::: INFORMATION SUPPLIED
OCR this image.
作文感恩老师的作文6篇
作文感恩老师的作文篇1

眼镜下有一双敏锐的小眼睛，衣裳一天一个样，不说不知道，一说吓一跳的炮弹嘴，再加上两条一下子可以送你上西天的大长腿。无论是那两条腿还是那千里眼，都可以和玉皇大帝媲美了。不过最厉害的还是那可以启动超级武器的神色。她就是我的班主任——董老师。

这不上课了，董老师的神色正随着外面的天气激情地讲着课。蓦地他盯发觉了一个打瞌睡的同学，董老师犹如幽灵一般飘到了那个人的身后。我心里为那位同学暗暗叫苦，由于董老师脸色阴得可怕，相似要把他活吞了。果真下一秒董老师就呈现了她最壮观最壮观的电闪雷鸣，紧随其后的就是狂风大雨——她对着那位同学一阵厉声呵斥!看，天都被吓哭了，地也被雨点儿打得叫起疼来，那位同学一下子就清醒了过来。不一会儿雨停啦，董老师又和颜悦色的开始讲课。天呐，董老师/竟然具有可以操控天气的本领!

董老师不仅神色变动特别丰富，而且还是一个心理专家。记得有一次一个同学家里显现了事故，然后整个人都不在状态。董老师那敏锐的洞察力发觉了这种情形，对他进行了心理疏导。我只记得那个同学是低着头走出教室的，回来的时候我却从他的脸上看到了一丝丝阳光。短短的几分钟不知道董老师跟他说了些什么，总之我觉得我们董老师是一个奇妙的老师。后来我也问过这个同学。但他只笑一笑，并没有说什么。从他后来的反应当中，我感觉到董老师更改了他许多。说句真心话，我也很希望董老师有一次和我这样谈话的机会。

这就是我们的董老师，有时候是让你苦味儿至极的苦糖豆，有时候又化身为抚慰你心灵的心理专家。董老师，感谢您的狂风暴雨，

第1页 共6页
::::::
TASK INSTRUCTIONS: Your task is to repeat each line of the material exactly.

EXERCISE RESULT:
OCR this image.
作文感恩老师的作文6篇
作文感恩老师的作文篇1

眼镜下有一双敏锐的小眼睛，衣裳一天一个样，不说不知道，一说吓一跳的炮弹嘴，再加上两条一下子可以送你上西天的大长腿。无论是那两条腿还是那千里眼，都可以和玉皇大帝媲美了。不过最厉害的还是那可以启动超级武器的神色。她就是我的班主任——董老师。

这不上课了，董老师的神色正随着外面的天气激情地讲着课。蓦地他盯发觉了一个打瞌睡的同学，董老师犹如幽灵一般飘到了那个人的身后。我心里为那位同学暗暗叫苦，由于董老师脸色阴得可怕，相似要把他活吞了。果真下一秒董老师就呈现了她最壮观最壮观的电闪雷鸣，紧随其后的就是狂风大雨——她对着那位同学一阵厉声呵斥!看，天都被吓哭了，地也被雨点儿打得叫起疼来，那位同学一下子就清醒了过来。不一会儿雨停啦，董老师又和颜悦色的开始讲课。天呐，董老师/竟然具有可以操控天气的本领!

董老师不仅神色变动特别丰富，而且还是一个心理专家。记得有一次一个同学家里显现了事故，然后整个人都不在状态。董老师那敏锐的洞察力发觉了这种情形，对他进行了心理疏导。我只记得那个同学是低着头走出教室的，回来的时候我却从他的脸上看到了一丝丝阳光。短短的几分钟不知道董老师跟他说了些什么，总之我觉得我们董老师是一个奇妙的老师。后来我也问过这个同学。但他只笑一笑，并没有说什么。从他后来的反应当中，我感觉到董老师更改了他许多。说句真心话，我也很希望董老师有一次和我这样谈话的机会。

这就是我们的董老师，有时候是让你苦味儿至极的苦糖豆，有时候又化身为抚慰你心灵的心理专家。董老师，感谢您的狂风暴雨，

第1页 共6页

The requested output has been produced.